== EXERCISE DETAILS ==
Leave the pictures out and print every record below exactly as it stands.

== DATA EXCERPTS ==
** Begin **

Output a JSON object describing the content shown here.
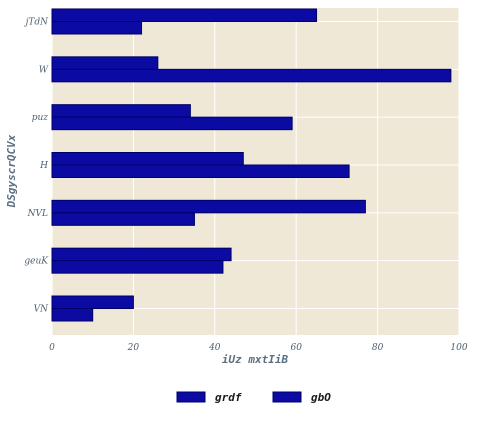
{
  "chart_data": {
    "type": "bar",
    "orientation": "horizontal",
    "categories": [
      "jTdN",
      "W",
      "puz",
      "H",
      "NVL",
      "geuK",
      "VN"
    ],
    "series": [
      {
        "name": "grdf",
        "values": [
          65,
          26,
          34,
          47,
          77,
          44,
          20
        ]
      },
      {
        "name": "gbO",
        "values": [
          22,
          98,
          59,
          73,
          35,
          42,
          10
        ]
      }
    ],
    "xlabel": "iUz mxtIiB",
    "ylabel": "DSgyscrQCVx",
    "xlim": [
      0,
      100
    ],
    "xticks": [
      0,
      20,
      40,
      60,
      80,
      100
    ],
    "grid": true,
    "legend_position": "bottom"
  },
  "colors": {
    "plot_background": "#efe8d7",
    "gridline": "#ffffff",
    "bar_fill": "#0b0ba3",
    "bar_stroke": "#000066",
    "text": "#4d6072"
  }
}
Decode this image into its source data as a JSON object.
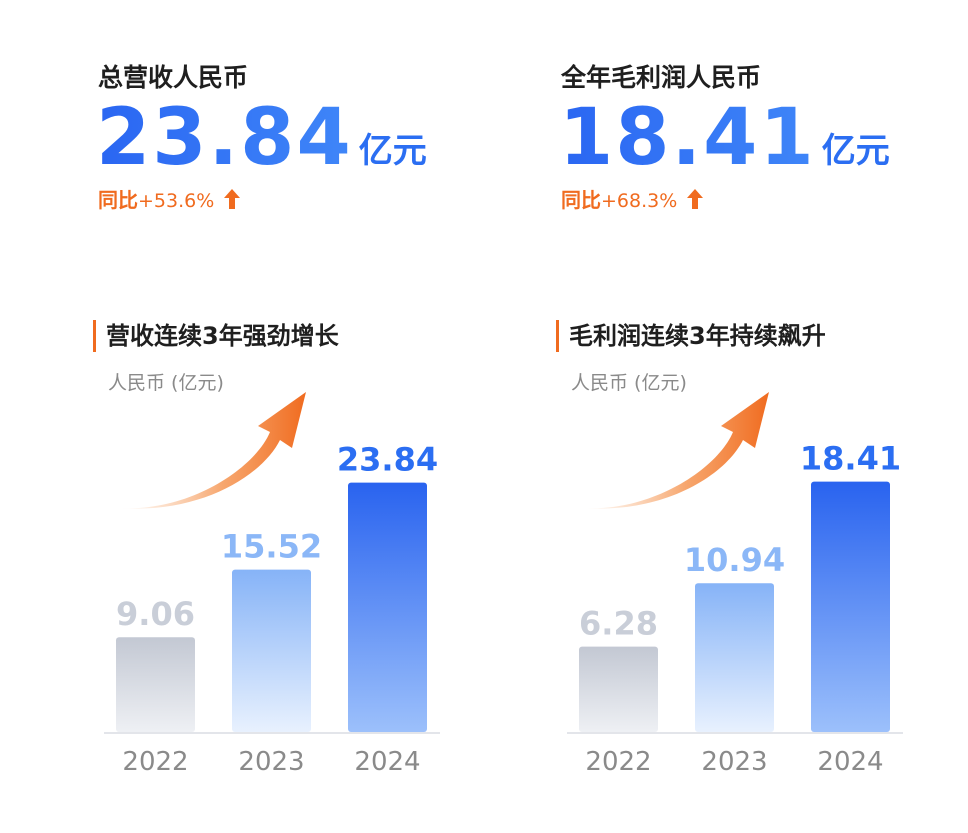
{
  "panels": [
    {
      "kpi": {
        "label": "总营收人民币",
        "value": "23.84",
        "unit": "亿元",
        "yoy_label": "同比",
        "yoy_value": "+53.6%"
      },
      "section_title": "营收连续3年强劲增长",
      "unit_label": "人民币 (亿元)"
    },
    {
      "kpi": {
        "label": "全年毛利润人民币",
        "value": "18.41",
        "unit": "亿元",
        "yoy_label": "同比",
        "yoy_value": "+68.3%"
      },
      "section_title": "毛利润连续3年持续飙升",
      "unit_label": "人民币 (亿元)"
    }
  ],
  "colors": {
    "accent_blue": "#2b6ef2",
    "accent_orange": "#f06b1f",
    "bar_2022": "#c9ced8",
    "bar_2023": "#8bb7f7",
    "bar_2024": "#2f6ff0"
  },
  "chart_data": [
    {
      "type": "bar",
      "title": "营收连续3年强劲增长",
      "ylabel": "人民币 (亿元)",
      "categories": [
        "2022",
        "2023",
        "2024"
      ],
      "values": [
        9.06,
        15.52,
        23.84
      ],
      "value_labels": [
        "9.06",
        "15.52",
        "23.84"
      ],
      "ylim": [
        0,
        26
      ]
    },
    {
      "type": "bar",
      "title": "毛利润连续3年持续飙升",
      "ylabel": "人民币 (亿元)",
      "categories": [
        "2022",
        "2023",
        "2024"
      ],
      "values": [
        6.28,
        10.94,
        18.41
      ],
      "value_labels": [
        "6.28",
        "10.94",
        "18.41"
      ],
      "ylim": [
        0,
        20
      ]
    }
  ]
}
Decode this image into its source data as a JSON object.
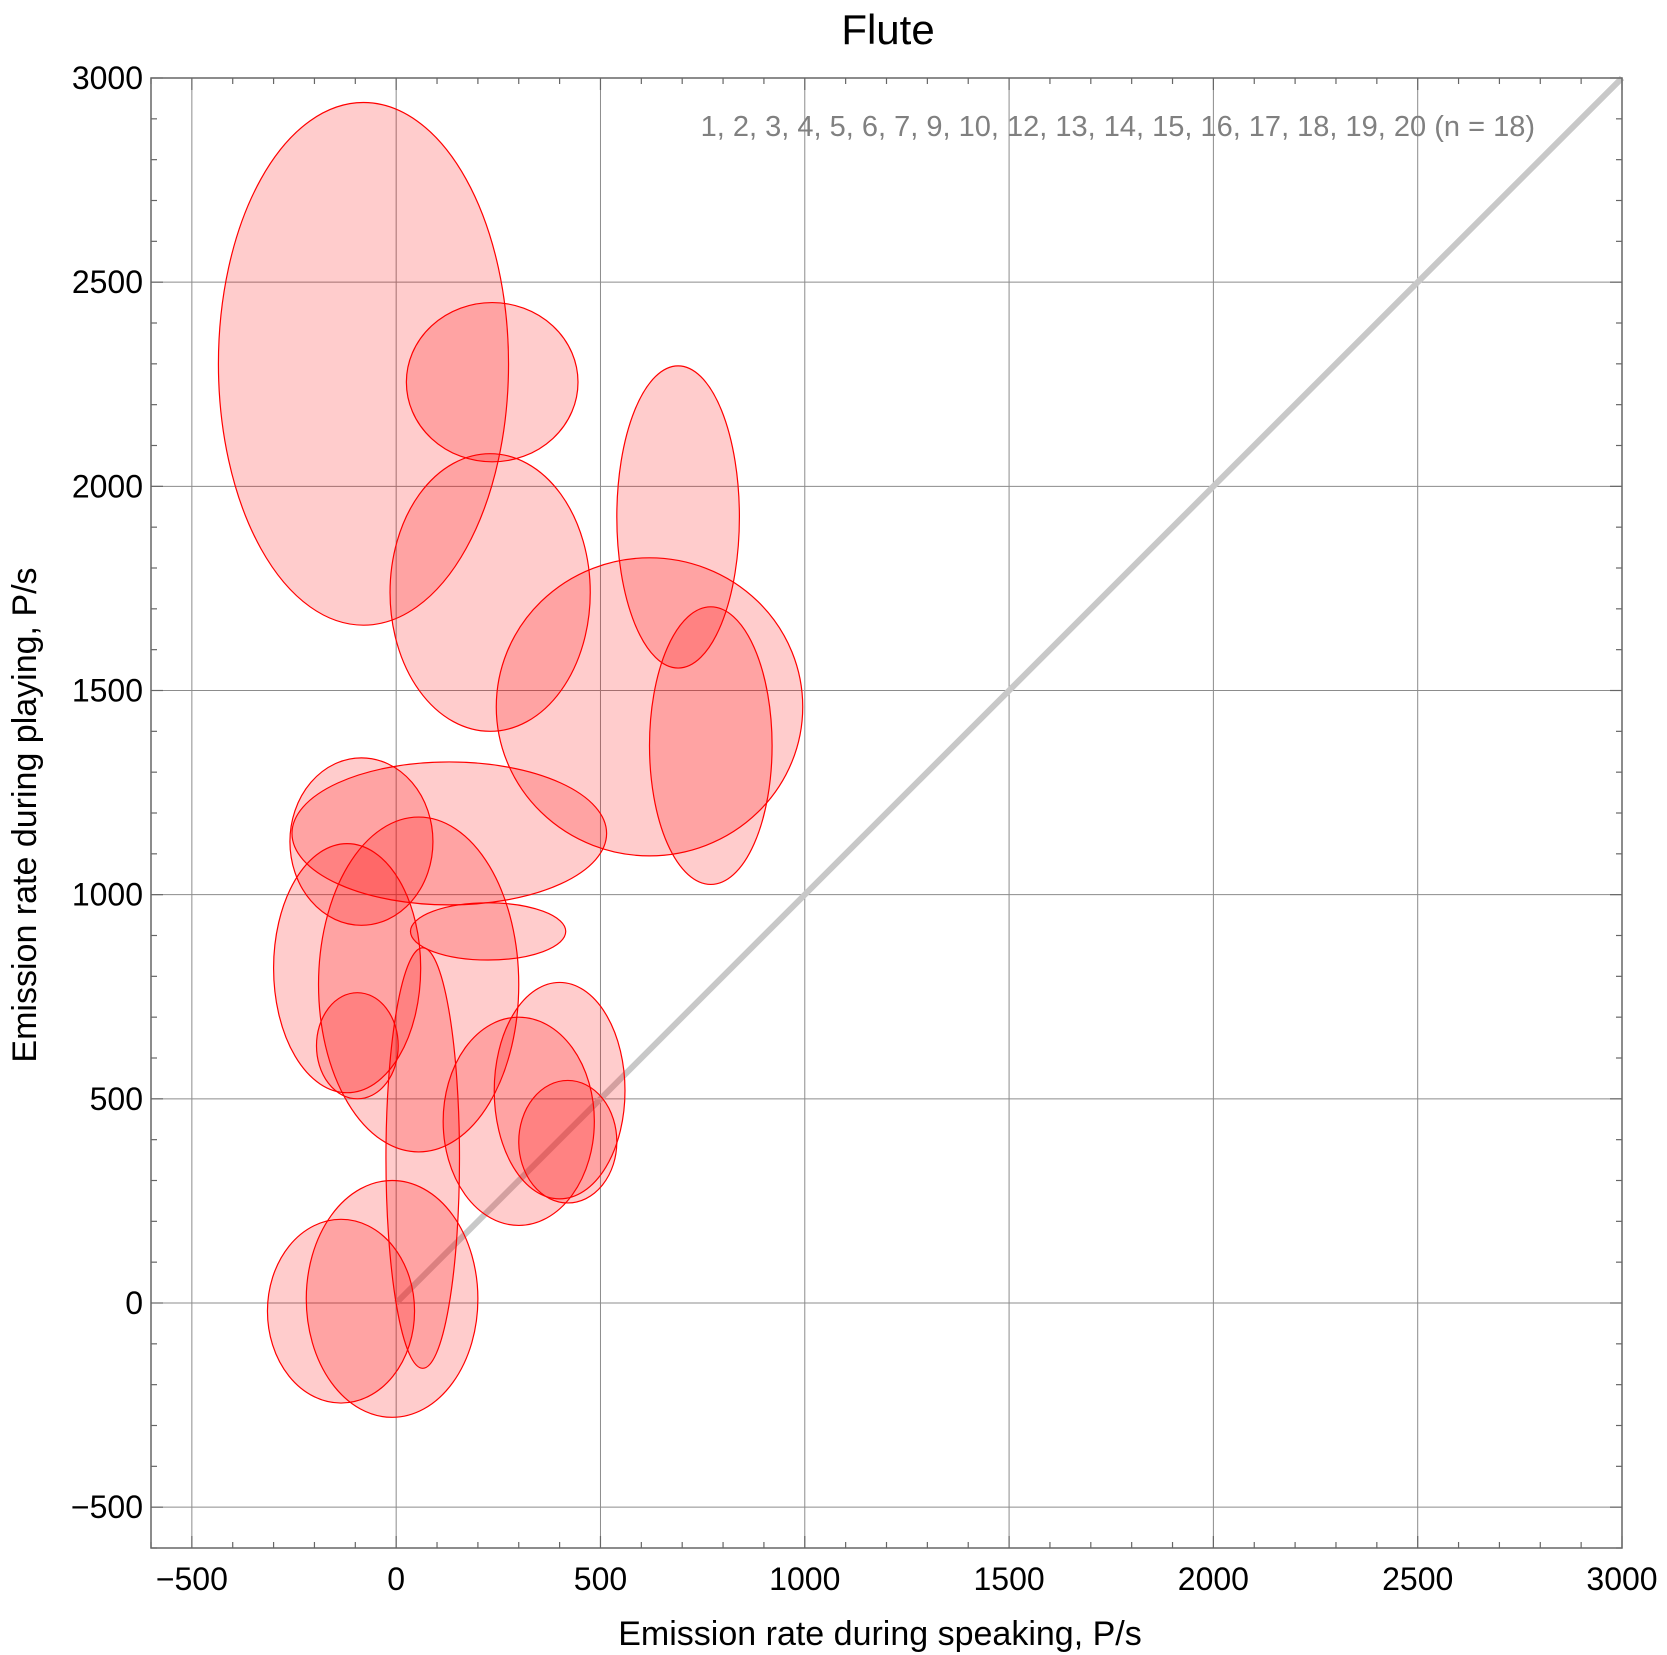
{
  "chart_data": {
    "type": "scatter",
    "title": "Flute",
    "xlabel": "Emission rate during speaking,  P/s",
    "ylabel": "Emission rate during playing,  P/s",
    "xlim": [
      -600,
      3000
    ],
    "ylim": [
      -600,
      3000
    ],
    "xticks": [
      -500,
      0,
      500,
      1000,
      1500,
      2000,
      2500,
      3000
    ],
    "yticks": [
      -500,
      0,
      500,
      1000,
      1500,
      2000,
      2500,
      3000
    ],
    "xtick_labels": [
      "−500",
      "0",
      "500",
      "1000",
      "1500",
      "2000",
      "2500",
      "3000"
    ],
    "ytick_labels": [
      "−500",
      "0",
      "500",
      "1000",
      "1500",
      "2000",
      "2500",
      "3000"
    ],
    "grid": true,
    "annotation": "1, 2, 3, 4, 5, 6, 7, 9, 10, 12, 13, 14, 15, 16, 17, 18, 19, 20  (n = 18)",
    "reference_line": {
      "from": [
        0,
        0
      ],
      "to": [
        3000,
        3000
      ],
      "color": "#c8c8c8"
    },
    "ellipse_color": "#ff0000",
    "ellipses": [
      {
        "cx": -80,
        "cy": 2300,
        "rx": 355,
        "ry": 640
      },
      {
        "cx": 235,
        "cy": 2255,
        "rx": 210,
        "ry": 195
      },
      {
        "cx": 230,
        "cy": 1740,
        "rx": 245,
        "ry": 340
      },
      {
        "cx": 690,
        "cy": 1925,
        "rx": 150,
        "ry": 370
      },
      {
        "cx": 620,
        "cy": 1460,
        "rx": 375,
        "ry": 365
      },
      {
        "cx": 770,
        "cy": 1365,
        "rx": 150,
        "ry": 340
      },
      {
        "cx": -85,
        "cy": 1130,
        "rx": 175,
        "ry": 205
      },
      {
        "cx": 130,
        "cy": 1150,
        "rx": 385,
        "ry": 175
      },
      {
        "cx": -120,
        "cy": 820,
        "rx": 180,
        "ry": 305
      },
      {
        "cx": 55,
        "cy": 780,
        "rx": 245,
        "ry": 410
      },
      {
        "cx": 225,
        "cy": 910,
        "rx": 190,
        "ry": 70
      },
      {
        "cx": -95,
        "cy": 630,
        "rx": 100,
        "ry": 130
      },
      {
        "cx": 65,
        "cy": 355,
        "rx": 90,
        "ry": 515
      },
      {
        "cx": 300,
        "cy": 445,
        "rx": 185,
        "ry": 255
      },
      {
        "cx": 400,
        "cy": 520,
        "rx": 160,
        "ry": 265
      },
      {
        "cx": 420,
        "cy": 395,
        "rx": 120,
        "ry": 150
      },
      {
        "cx": -135,
        "cy": -20,
        "rx": 180,
        "ry": 225
      },
      {
        "cx": -10,
        "cy": 10,
        "rx": 210,
        "ry": 290
      }
    ]
  }
}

** End **

== OUTPUT BELOW ==
Output a JSON object describing the content shown here.
{
  "chart_data": {
    "type": "bar",
    "orientation": "horizontal",
    "categories": [
      "jTdN",
      "W",
      "puz",
      "H",
      "NVL",
      "geuK",
      "VN"
    ],
    "series": [
      {
        "name": "grdf",
        "values": [
          65,
          26,
          34,
          47,
          77,
          44,
          20
        ]
      },
      {
        "name": "gbO",
        "values": [
          22,
          98,
          59,
          73,
          35,
          42,
          10
        ]
      }
    ],
    "xlabel": "iUz mxtIiB",
    "ylabel": "DSgyscrQCVx",
    "xlim": [
      0,
      100
    ],
    "xticks": [
      0,
      20,
      40,
      60,
      80,
      100
    ],
    "grid": true,
    "legend_position": "bottom"
  },
  "colors": {
    "plot_background": "#efe8d7",
    "gridline": "#ffffff",
    "bar_fill": "#0b0ba3",
    "bar_stroke": "#000066",
    "text": "#4d6072"
  }
}
Decode this image into its source data as a JSON object.
{
  "panels": [
    {
      "kpi": {
        "label": "总营收人民币",
        "value": "23.84",
        "unit": "亿元",
        "yoy_label": "同比",
        "yoy_value": "+53.6%"
      },
      "section_title": "营收连续3年强劲增长",
      "unit_label": "人民币 (亿元)"
    },
    {
      "kpi": {
        "label": "全年毛利润人民币",
        "value": "18.41",
        "unit": "亿元",
        "yoy_label": "同比",
        "yoy_value": "+68.3%"
      },
      "section_title": "毛利润连续3年持续飙升",
      "unit_label": "人民币 (亿元)"
    }
  ],
  "colors": {
    "accent_blue": "#2b6ef2",
    "accent_orange": "#f06b1f",
    "bar_2022": "#c9ced8",
    "bar_2023": "#8bb7f7",
    "bar_2024": "#2f6ff0"
  },
  "chart_data": [
    {
      "type": "bar",
      "title": "营收连续3年强劲增长",
      "ylabel": "人民币 (亿元)",
      "categories": [
        "2022",
        "2023",
        "2024"
      ],
      "values": [
        9.06,
        15.52,
        23.84
      ],
      "value_labels": [
        "9.06",
        "15.52",
        "23.84"
      ],
      "ylim": [
        0,
        26
      ]
    },
    {
      "type": "bar",
      "title": "毛利润连续3年持续飙升",
      "ylabel": "人民币 (亿元)",
      "categories": [
        "2022",
        "2023",
        "2024"
      ],
      "values": [
        6.28,
        10.94,
        18.41
      ],
      "value_labels": [
        "6.28",
        "10.94",
        "18.41"
      ],
      "ylim": [
        0,
        20
      ]
    }
  ]
}
Decode this image into its source data as a JSON object.
{
  "chart_data": {
    "type": "scatter",
    "title": "Flute",
    "xlabel": "Emission rate during speaking,  P/s",
    "ylabel": "Emission rate during playing,  P/s",
    "xlim": [
      -600,
      3000
    ],
    "ylim": [
      -600,
      3000
    ],
    "xticks": [
      -500,
      0,
      500,
      1000,
      1500,
      2000,
      2500,
      3000
    ],
    "yticks": [
      -500,
      0,
      500,
      1000,
      1500,
      2000,
      2500,
      3000
    ],
    "xtick_labels": [
      "−500",
      "0",
      "500",
      "1000",
      "1500",
      "2000",
      "2500",
      "3000"
    ],
    "ytick_labels": [
      "−500",
      "0",
      "500",
      "1000",
      "1500",
      "2000",
      "2500",
      "3000"
    ],
    "grid": true,
    "annotation": "1, 2, 3, 4, 5, 6, 7, 9, 10, 12, 13, 14, 15, 16, 17, 18, 19, 20  (n = 18)",
    "reference_line": {
      "from": [
        0,
        0
      ],
      "to": [
        3000,
        3000
      ],
      "color": "#c8c8c8"
    },
    "ellipse_color": "#ff0000",
    "ellipses": [
      {
        "cx": -80,
        "cy": 2300,
        "rx": 355,
        "ry": 640
      },
      {
        "cx": 235,
        "cy": 2255,
        "rx": 210,
        "ry": 195
      },
      {
        "cx": 230,
        "cy": 1740,
        "rx": 245,
        "ry": 340
      },
      {
        "cx": 690,
        "cy": 1925,
        "rx": 150,
        "ry": 370
      },
      {
        "cx": 620,
        "cy": 1460,
        "rx": 375,
        "ry": 365
      },
      {
        "cx": 770,
        "cy": 1365,
        "rx": 150,
        "ry": 340
      },
      {
        "cx": -85,
        "cy": 1130,
        "rx": 175,
        "ry": 205
      },
      {
        "cx": 130,
        "cy": 1150,
        "rx": 385,
        "ry": 175
      },
      {
        "cx": -120,
        "cy": 820,
        "rx": 180,
        "ry": 305
      },
      {
        "cx": 55,
        "cy": 780,
        "rx": 245,
        "ry": 410
      },
      {
        "cx": 225,
        "cy": 910,
        "rx": 190,
        "ry": 70
      },
      {
        "cx": -95,
        "cy": 630,
        "rx": 100,
        "ry": 130
      },
      {
        "cx": 65,
        "cy": 355,
        "rx": 90,
        "ry": 515
      },
      {
        "cx": 300,
        "cy": 445,
        "rx": 185,
        "ry": 255
      },
      {
        "cx": 400,
        "cy": 520,
        "rx": 160,
        "ry": 265
      },
      {
        "cx": 420,
        "cy": 395,
        "rx": 120,
        "ry": 150
      },
      {
        "cx": -135,
        "cy": -20,
        "rx": 180,
        "ry": 225
      },
      {
        "cx": -10,
        "cy": 10,
        "rx": 210,
        "ry": 290
      }
    ]
  }
}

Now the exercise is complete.